---- Material for this exercise

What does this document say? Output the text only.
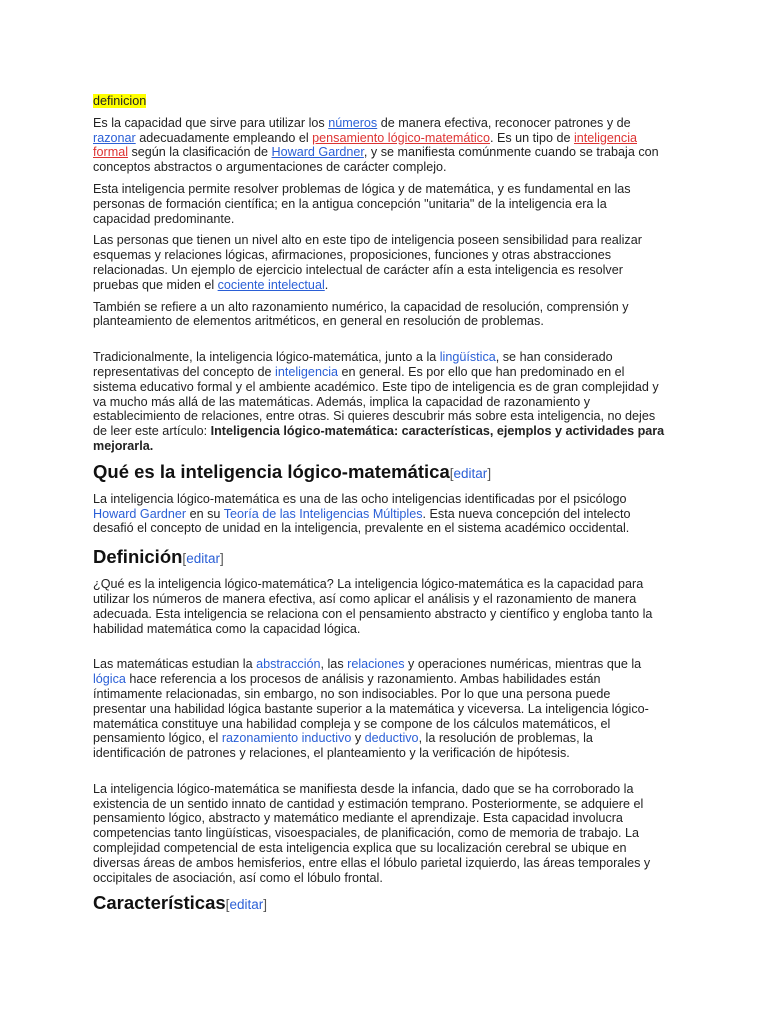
definicion

Es la capacidad que sirve para utilizar los números de manera efectiva, reconocer patrones y de razonar adecuadamente empleando el pensamiento lógico-matemático. Es un tipo de inteligencia formal según la clasificación de Howard Gardner, y se manifiesta comúnmente cuando se trabaja con conceptos abstractos o argumentaciones de carácter complejo.

Esta inteligencia permite resolver problemas de lógica y de matemática, y es fundamental en las personas de formación científica; en la antigua concepción "unitaria" de la inteligencia era la capacidad predominante.

Las personas que tienen un nivel alto en este tipo de inteligencia poseen sensibilidad para realizar esquemas y relaciones lógicas, afirmaciones, proposiciones, funciones y otras abstracciones relacionadas. Un ejemplo de ejercicio intelectual de carácter afín a esta inteligencia es resolver pruebas que miden el cociente intelectual.

También se refiere a un alto razonamiento numérico, la capacidad de resolución, comprensión y planteamiento de elementos aritméticos, en general en resolución de problemas.

Tradicionalmente, la inteligencia lógico-matemática, junto a la lingüística, se han considerado representativas del concepto de inteligencia en general. Es por ello que han predominado en el sistema educativo formal y el ambiente académico. Este tipo de inteligencia es de gran complejidad y va mucho más allá de las matemáticas. Además, implica la capacidad de razonamiento y establecimiento de relaciones, entre otras. Si quieres descubrir más sobre esta inteligencia, no dejes de leer este artículo: Inteligencia lógico-matemática: características, ejemplos y actividades para mejorarla.

Qué es la inteligencia lógico-matemática[editar]

La inteligencia lógico-matemática es una de las ocho inteligencias identificadas por el psicólogo Howard Gardner en su Teoría de las Inteligencias Múltiples. Esta nueva concepción del intelecto desafió el concepto de unidad en la inteligencia, prevalente en el sistema académico occidental.

Definición[editar]

¿Qué es la inteligencia lógico-matemática? La inteligencia lógico-matemática es la capacidad para utilizar los números de manera efectiva, así como aplicar el análisis y el razonamiento de manera adecuada. Esta inteligencia se relaciona con el pensamiento abstracto y científico y engloba tanto la habilidad matemática como la capacidad lógica.

Las matemáticas estudian la abstracción, las relaciones y operaciones numéricas, mientras que la lógica hace referencia a los procesos de análisis y razonamiento. Ambas habilidades están íntimamente relacionadas, sin embargo, no son indisociables. Por lo que una persona puede presentar una habilidad lógica bastante superior a la matemática y viceversa. La inteligencia lógico-matemática constituye una habilidad compleja y se compone de los cálculos matemáticos, el pensamiento lógico, el razonamiento inductivo y deductivo, la resolución de problemas, la identificación de patrones y relaciones, el planteamiento y la verificación de hipótesis.

La inteligencia lógico-matemática se manifiesta desde la infancia, dado que se ha corroborado la existencia de un sentido innato de cantidad y estimación temprano. Posteriormente, se adquiere el pensamiento lógico, abstracto y matemático mediante el aprendizaje. Esta capacidad involucra competencias tanto lingüísticas, visoespaciales, de planificación, como de memoria de trabajo. La complejidad competencial de esta inteligencia explica que su localización cerebral se ubique en diversas áreas de ambos hemisferios, entre ellas el lóbulo parietal izquierdo, las áreas temporales y occipitales de asociación, así como el lóbulo frontal.

Características[editar]
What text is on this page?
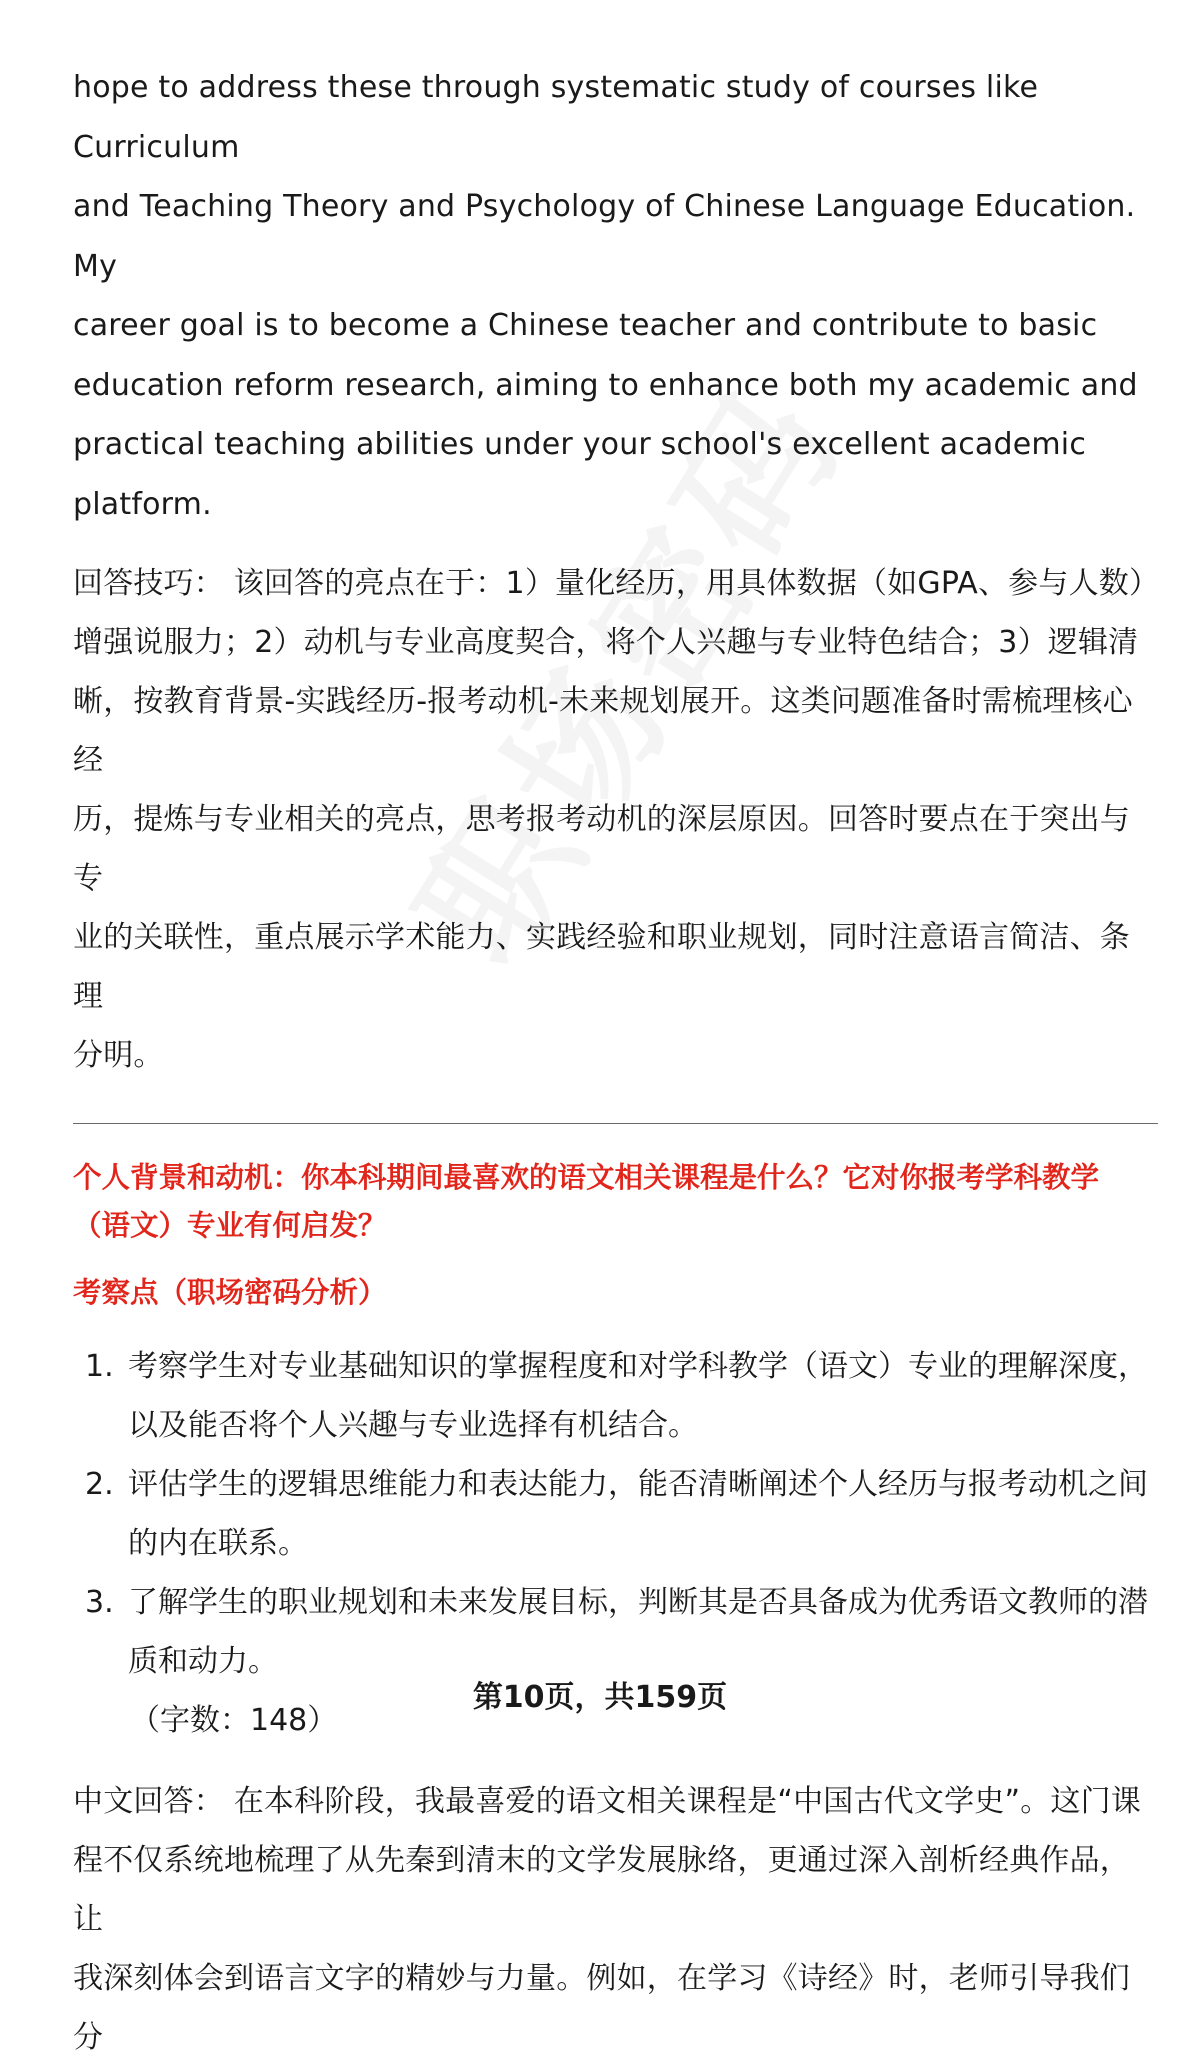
hope to address these through systematic study of courses like Curriculum
and Teaching Theory and Psychology of Chinese Language Education. My
career goal is to become a Chinese teacher and contribute to basic
education reform research, aiming to enhance both my academic and
practical teaching abilities under your school's excellent academic platform.
回答技巧： 该回答的亮点在于：1）量化经历，用具体数据（如GPA、参与人数）
增强说服力；2）动机与专业高度契合，将个人兴趣与专业特色结合；3）逻辑清
晰，按教育背景-实践经历-报考动机-未来规划展开。这类问题准备时需梳理核心经
历，提炼与专业相关的亮点，思考报考动机的深层原因。回答时要点在于突出与专
业的关联性，重点展示学术能力、实践经验和职业规划，同时注意语言简洁、条理
分明。
个人背景和动机：你本科期间最喜欢的语文相关课程是什么？它对你报考学科教学
（语文）专业有何启发？
考察点（职场密码分析）
1. 考察学生对专业基础知识的掌握程度和对学科教学（语文）专业的理解深度，
以及能否将个人兴趣与专业选择有机结合。
2. 评估学生的逻辑思维能力和表达能力，能否清晰阐述个人经历与报考动机之间
的内在联系。
3. 了解学生的职业规划和未来发展目标，判断其是否具备成为优秀语文教师的潜
质和动力。
（字数：148）
中文回答： 在本科阶段，我最喜爱的语文相关课程是“中国古代文学史”。这门课
程不仅系统地梳理了从先秦到清末的文学发展脉络，更通过深入剖析经典作品，让
我深刻体会到语言文字的精妙与力量。例如，在学习《诗经》时，老师引导我们分
第10页，共159页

--------

*Task objective*:
Pictures are to be left out; otherwise, copy exactly each line from the one containing "What text is on this page?" through the last line of the listing.

*Result*:
What text is on this page?
hope to address these through systematic study of courses like Curriculum
and Teaching Theory and Psychology of Chinese Language Education. My
career goal is to become a Chinese teacher and contribute to basic
education reform research, aiming to enhance both my academic and
practical teaching abilities under your school's excellent academic platform.
回答技巧： 该回答的亮点在于：1）量化经历，用具体数据（如GPA、参与人数）
增强说服力；2）动机与专业高度契合，将个人兴趣与专业特色结合；3）逻辑清
晰，按教育背景-实践经历-报考动机-未来规划展开。这类问题准备时需梳理核心经
历，提炼与专业相关的亮点，思考报考动机的深层原因。回答时要点在于突出与专
业的关联性，重点展示学术能力、实践经验和职业规划，同时注意语言简洁、条理
分明。
个人背景和动机：你本科期间最喜欢的语文相关课程是什么？它对你报考学科教学
（语文）专业有何启发？
考察点（职场密码分析）
1. 考察学生对专业基础知识的掌握程度和对学科教学（语文）专业的理解深度，
以及能否将个人兴趣与专业选择有机结合。
2. 评估学生的逻辑思维能力和表达能力，能否清晰阐述个人经历与报考动机之间
的内在联系。
3. 了解学生的职业规划和未来发展目标，判断其是否具备成为优秀语文教师的潜
质和动力。
（字数：148）
中文回答： 在本科阶段，我最喜爱的语文相关课程是“中国古代文学史”。这门课
程不仅系统地梳理了从先秦到清末的文学发展脉络，更通过深入剖析经典作品，让
我深刻体会到语言文字的精妙与力量。例如，在学习《诗经》时，老师引导我们分
第10页，共159页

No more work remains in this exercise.